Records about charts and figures
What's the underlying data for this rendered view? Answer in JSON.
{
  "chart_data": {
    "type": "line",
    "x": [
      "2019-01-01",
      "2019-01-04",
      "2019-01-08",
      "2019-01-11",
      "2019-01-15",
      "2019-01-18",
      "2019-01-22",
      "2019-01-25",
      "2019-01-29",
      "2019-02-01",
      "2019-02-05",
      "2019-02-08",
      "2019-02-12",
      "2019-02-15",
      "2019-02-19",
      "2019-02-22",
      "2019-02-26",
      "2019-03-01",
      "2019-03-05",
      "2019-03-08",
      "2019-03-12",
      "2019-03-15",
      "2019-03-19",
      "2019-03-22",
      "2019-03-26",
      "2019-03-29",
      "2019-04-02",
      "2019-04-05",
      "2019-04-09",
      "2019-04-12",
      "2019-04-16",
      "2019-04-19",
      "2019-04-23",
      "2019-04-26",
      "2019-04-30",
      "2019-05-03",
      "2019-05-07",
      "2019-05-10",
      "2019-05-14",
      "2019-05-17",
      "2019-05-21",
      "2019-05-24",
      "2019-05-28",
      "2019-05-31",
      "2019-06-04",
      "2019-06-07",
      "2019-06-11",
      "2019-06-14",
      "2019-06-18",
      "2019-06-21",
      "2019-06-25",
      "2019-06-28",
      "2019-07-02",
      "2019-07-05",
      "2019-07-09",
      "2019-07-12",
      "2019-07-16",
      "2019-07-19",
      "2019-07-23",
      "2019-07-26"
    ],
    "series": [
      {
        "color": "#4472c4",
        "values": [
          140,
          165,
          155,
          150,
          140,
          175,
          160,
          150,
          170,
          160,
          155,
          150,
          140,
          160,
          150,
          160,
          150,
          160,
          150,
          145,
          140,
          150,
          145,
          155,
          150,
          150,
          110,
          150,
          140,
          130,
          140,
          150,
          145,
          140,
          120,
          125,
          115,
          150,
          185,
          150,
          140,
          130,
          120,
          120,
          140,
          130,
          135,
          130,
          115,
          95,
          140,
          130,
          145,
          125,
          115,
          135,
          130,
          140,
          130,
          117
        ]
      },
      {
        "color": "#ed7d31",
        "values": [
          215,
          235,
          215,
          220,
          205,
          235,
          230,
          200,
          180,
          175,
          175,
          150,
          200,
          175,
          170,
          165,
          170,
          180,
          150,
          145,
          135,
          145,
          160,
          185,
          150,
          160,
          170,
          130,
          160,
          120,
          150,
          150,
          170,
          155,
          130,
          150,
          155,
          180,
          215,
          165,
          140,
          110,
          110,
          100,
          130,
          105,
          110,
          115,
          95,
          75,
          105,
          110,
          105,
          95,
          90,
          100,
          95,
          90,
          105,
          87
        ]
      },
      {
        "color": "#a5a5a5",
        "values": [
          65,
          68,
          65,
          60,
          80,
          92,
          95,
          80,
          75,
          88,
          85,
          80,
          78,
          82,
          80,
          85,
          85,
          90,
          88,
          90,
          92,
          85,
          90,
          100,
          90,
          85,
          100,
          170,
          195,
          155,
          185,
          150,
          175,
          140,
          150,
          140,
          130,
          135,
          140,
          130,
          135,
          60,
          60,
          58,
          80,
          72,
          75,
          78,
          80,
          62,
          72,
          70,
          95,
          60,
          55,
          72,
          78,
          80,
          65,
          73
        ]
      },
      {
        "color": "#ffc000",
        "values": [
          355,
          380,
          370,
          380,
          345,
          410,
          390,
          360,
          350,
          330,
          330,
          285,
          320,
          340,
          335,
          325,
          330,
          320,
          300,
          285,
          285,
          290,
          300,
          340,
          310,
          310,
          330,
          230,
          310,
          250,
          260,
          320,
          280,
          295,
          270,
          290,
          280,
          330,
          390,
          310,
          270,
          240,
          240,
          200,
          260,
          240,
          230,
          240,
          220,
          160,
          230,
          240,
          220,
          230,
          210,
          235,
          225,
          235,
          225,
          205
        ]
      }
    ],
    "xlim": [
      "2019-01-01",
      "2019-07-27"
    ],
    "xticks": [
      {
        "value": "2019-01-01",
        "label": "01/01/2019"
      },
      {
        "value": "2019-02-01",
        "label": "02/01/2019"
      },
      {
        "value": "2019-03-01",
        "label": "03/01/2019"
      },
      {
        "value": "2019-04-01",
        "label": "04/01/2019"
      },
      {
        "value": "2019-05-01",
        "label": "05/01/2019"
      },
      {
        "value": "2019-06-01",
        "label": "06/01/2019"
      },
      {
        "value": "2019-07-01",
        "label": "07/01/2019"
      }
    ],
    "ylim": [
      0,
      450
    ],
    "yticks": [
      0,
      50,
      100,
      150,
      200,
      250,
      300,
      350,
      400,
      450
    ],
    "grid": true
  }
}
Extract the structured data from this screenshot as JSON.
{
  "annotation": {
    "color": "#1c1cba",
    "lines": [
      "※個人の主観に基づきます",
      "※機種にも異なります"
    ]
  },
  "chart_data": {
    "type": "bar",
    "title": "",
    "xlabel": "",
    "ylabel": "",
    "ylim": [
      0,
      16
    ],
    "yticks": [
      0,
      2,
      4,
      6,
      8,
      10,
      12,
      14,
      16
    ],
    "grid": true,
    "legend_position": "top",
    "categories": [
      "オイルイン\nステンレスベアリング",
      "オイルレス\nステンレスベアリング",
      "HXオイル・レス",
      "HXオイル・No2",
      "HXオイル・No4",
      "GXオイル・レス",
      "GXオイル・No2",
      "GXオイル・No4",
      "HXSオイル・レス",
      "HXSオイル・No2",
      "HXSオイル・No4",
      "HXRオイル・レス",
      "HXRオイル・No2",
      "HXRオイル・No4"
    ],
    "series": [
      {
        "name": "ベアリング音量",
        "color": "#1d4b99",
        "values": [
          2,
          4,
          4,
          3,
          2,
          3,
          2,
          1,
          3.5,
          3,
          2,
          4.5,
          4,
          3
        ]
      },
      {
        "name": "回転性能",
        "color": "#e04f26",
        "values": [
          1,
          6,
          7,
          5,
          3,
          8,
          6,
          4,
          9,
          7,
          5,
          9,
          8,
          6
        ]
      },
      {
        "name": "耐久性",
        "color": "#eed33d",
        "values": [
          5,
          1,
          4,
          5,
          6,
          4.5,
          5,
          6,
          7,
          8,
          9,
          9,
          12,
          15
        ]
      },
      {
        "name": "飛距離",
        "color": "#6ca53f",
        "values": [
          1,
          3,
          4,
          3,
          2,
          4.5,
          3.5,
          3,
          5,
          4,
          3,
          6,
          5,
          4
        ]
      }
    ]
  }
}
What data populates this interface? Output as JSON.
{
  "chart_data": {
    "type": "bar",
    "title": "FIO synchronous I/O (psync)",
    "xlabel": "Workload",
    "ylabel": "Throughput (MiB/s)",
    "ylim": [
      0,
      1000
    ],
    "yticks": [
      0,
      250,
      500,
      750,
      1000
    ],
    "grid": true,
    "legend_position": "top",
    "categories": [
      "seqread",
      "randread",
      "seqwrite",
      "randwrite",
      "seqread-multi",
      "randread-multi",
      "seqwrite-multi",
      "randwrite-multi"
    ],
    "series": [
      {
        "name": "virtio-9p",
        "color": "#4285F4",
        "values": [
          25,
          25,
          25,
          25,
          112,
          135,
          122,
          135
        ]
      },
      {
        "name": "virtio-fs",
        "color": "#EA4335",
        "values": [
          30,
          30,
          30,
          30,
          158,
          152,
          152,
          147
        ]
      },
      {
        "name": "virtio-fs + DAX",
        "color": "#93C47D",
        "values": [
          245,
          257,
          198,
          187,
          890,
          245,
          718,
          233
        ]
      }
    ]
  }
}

**WRITTEN TASK:**
Extract all of the material exactly as it is written.

**WRITTEN ANSWER:**
What's the underlying data for this rendered view? Answer in JSON.
{
  "chart_data": {
    "type": "line",
    "x": [
      "2019-01-01",
      "2019-01-04",
      "2019-01-08",
      "2019-01-11",
      "2019-01-15",
      "2019-01-18",
      "2019-01-22",
      "2019-01-25",
      "2019-01-29",
      "2019-02-01",
      "2019-02-05",
      "2019-02-08",
      "2019-02-12",
      "2019-02-15",
      "2019-02-19",
      "2019-02-22",
      "2019-02-26",
      "2019-03-01",
      "2019-03-05",
      "2019-03-08",
      "2019-03-12",
      "2019-03-15",
      "2019-03-19",
      "2019-03-22",
      "2019-03-26",
      "2019-03-29",
      "2019-04-02",
      "2019-04-05",
      "2019-04-09",
      "2019-04-12",
      "2019-04-16",
      "2019-04-19",
      "2019-04-23",
      "2019-04-26",
      "2019-04-30",
      "2019-05-03",
      "2019-05-07",
      "2019-05-10",
      "2019-05-14",
      "2019-05-17",
      "2019-05-21",
      "2019-05-24",
      "2019-05-28",
      "2019-05-31",
      "2019-06-04",
      "2019-06-07",
      "2019-06-11",
      "2019-06-14",
      "2019-06-18",
      "2019-06-21",
      "2019-06-25",
      "2019-06-28",
      "2019-07-02",
      "2019-07-05",
      "2019-07-09",
      "2019-07-12",
      "2019-07-16",
      "2019-07-19",
      "2019-07-23",
      "2019-07-26"
    ],
    "series": [
      {
        "color": "#4472c4",
        "values": [
          140,
          165,
          155,
          150,
          140,
          175,
          160,
          150,
          170,
          160,
          155,
          150,
          140,
          160,
          150,
          160,
          150,
          160,
          150,
          145,
          140,
          150,
          145,
          155,
          150,
          150,
          110,
          150,
          140,
          130,
          140,
          150,
          145,
          140,
          120,
          125,
          115,
          150,
          185,
          150,
          140,
          130,
          120,
          120,
          140,
          130,
          135,
          130,
          115,
          95,
          140,
          130,
          145,
          125,
          115,
          135,
          130,
          140,
          130,
          117
        ]
      },
      {
        "color": "#ed7d31",
        "values": [
          215,
          235,
          215,
          220,
          205,
          235,
          230,
          200,
          180,
          175,
          175,
          150,
          200,
          175,
          170,
          165,
          170,
          180,
          150,
          145,
          135,
          145,
          160,
          185,
          150,
          160,
          170,
          130,
          160,
          120,
          150,
          150,
          170,
          155,
          130,
          150,
          155,
          180,
          215,
          165,
          140,
          110,
          110,
          100,
          130,
          105,
          110,
          115,
          95,
          75,
          105,
          110,
          105,
          95,
          90,
          100,
          95,
          90,
          105,
          87
        ]
      },
      {
        "color": "#a5a5a5",
        "values": [
          65,
          68,
          65,
          60,
          80,
          92,
          95,
          80,
          75,
          88,
          85,
          80,
          78,
          82,
          80,
          85,
          85,
          90,
          88,
          90,
          92,
          85,
          90,
          100,
          90,
          85,
          100,
          170,
          195,
          155,
          185,
          150,
          175,
          140,
          150,
          140,
          130,
          135,
          140,
          130,
          135,
          60,
          60,
          58,
          80,
          72,
          75,
          78,
          80,
          62,
          72,
          70,
          95,
          60,
          55,
          72,
          78,
          80,
          65,
          73
        ]
      },
      {
        "color": "#ffc000",
        "values": [
          355,
          380,
          370,
          380,
          345,
          410,
          390,
          360,
          350,
          330,
          330,
          285,
          320,
          340,
          335,
          325,
          330,
          320,
          300,
          285,
          285,
          290,
          300,
          340,
          310,
          310,
          330,
          230,
          310,
          250,
          260,
          320,
          280,
          295,
          270,
          290,
          280,
          330,
          390,
          310,
          270,
          240,
          240,
          200,
          260,
          240,
          230,
          240,
          220,
          160,
          230,
          240,
          220,
          230,
          210,
          235,
          225,
          235,
          225,
          205
        ]
      }
    ],
    "xlim": [
      "2019-01-01",
      "2019-07-27"
    ],
    "xticks": [
      {
        "value": "2019-01-01",
        "label": "01/01/2019"
      },
      {
        "value": "2019-02-01",
        "label": "02/01/2019"
      },
      {
        "value": "2019-03-01",
        "label": "03/01/2019"
      },
      {
        "value": "2019-04-01",
        "label": "04/01/2019"
      },
      {
        "value": "2019-05-01",
        "label": "05/01/2019"
      },
      {
        "value": "2019-06-01",
        "label": "06/01/2019"
      },
      {
        "value": "2019-07-01",
        "label": "07/01/2019"
      }
    ],
    "ylim": [
      0,
      450
    ],
    "yticks": [
      0,
      50,
      100,
      150,
      200,
      250,
      300,
      350,
      400,
      450
    ],
    "grid": true
  }
}
Extract the structured data from this screenshot as JSON.
{
  "annotation": {
    "color": "#1c1cba",
    "lines": [
      "※個人の主観に基づきます",
      "※機種にも異なります"
    ]
  },
  "chart_data": {
    "type": "bar",
    "title": "",
    "xlabel": "",
    "ylabel": "",
    "ylim": [
      0,
      16
    ],
    "yticks": [
      0,
      2,
      4,
      6,
      8,
      10,
      12,
      14,
      16
    ],
    "grid": true,
    "legend_position": "top",
    "categories": [
      "オイルイン\nステンレスベアリング",
      "オイルレス\nステンレスベアリング",
      "HXオイル・レス",
      "HXオイル・No2",
      "HXオイル・No4",
      "GXオイル・レス",
      "GXオイル・No2",
      "GXオイル・No4",
      "HXSオイル・レス",
      "HXSオイル・No2",
      "HXSオイル・No4",
      "HXRオイル・レス",
      "HXRオイル・No2",
      "HXRオイル・No4"
    ],
    "series": [
      {
        "name": "ベアリング音量",
        "color": "#1d4b99",
        "values": [
          2,
          4,
          4,
          3,
          2,
          3,
          2,
          1,
          3.5,
          3,
          2,
          4.5,
          4,
          3
        ]
      },
      {
        "name": "回転性能",
        "color": "#e04f26",
        "values": [
          1,
          6,
          7,
          5,
          3,
          8,
          6,
          4,
          9,
          7,
          5,
          9,
          8,
          6
        ]
      },
      {
        "name": "耐久性",
        "color": "#eed33d",
        "values": [
          5,
          1,
          4,
          5,
          6,
          4.5,
          5,
          6,
          7,
          8,
          9,
          9,
          12,
          15
        ]
      },
      {
        "name": "飛距離",
        "color": "#6ca53f",
        "values": [
          1,
          3,
          4,
          3,
          2,
          4.5,
          3.5,
          3,
          5,
          4,
          3,
          6,
          5,
          4
        ]
      }
    ]
  }
}
What data populates this interface? Output as JSON.
{
  "chart_data": {
    "type": "bar",
    "title": "FIO synchronous I/O (psync)",
    "xlabel": "Workload",
    "ylabel": "Throughput (MiB/s)",
    "ylim": [
      0,
      1000
    ],
    "yticks": [
      0,
      250,
      500,
      750,
      1000
    ],
    "grid": true,
    "legend_position": "top",
    "categories": [
      "seqread",
      "randread",
      "seqwrite",
      "randwrite",
      "seqread-multi",
      "randread-multi",
      "seqwrite-multi",
      "randwrite-multi"
    ],
    "series": [
      {
        "name": "virtio-9p",
        "color": "#4285F4",
        "values": [
          25,
          25,
          25,
          25,
          112,
          135,
          122,
          135
        ]
      },
      {
        "name": "virtio-fs",
        "color": "#EA4335",
        "values": [
          30,
          30,
          30,
          30,
          158,
          152,
          152,
          147
        ]
      },
      {
        "name": "virtio-fs + DAX",
        "color": "#93C47D",
        "values": [
          245,
          257,
          198,
          187,
          890,
          245,
          718,
          233
        ]
      }
    ]
  }
}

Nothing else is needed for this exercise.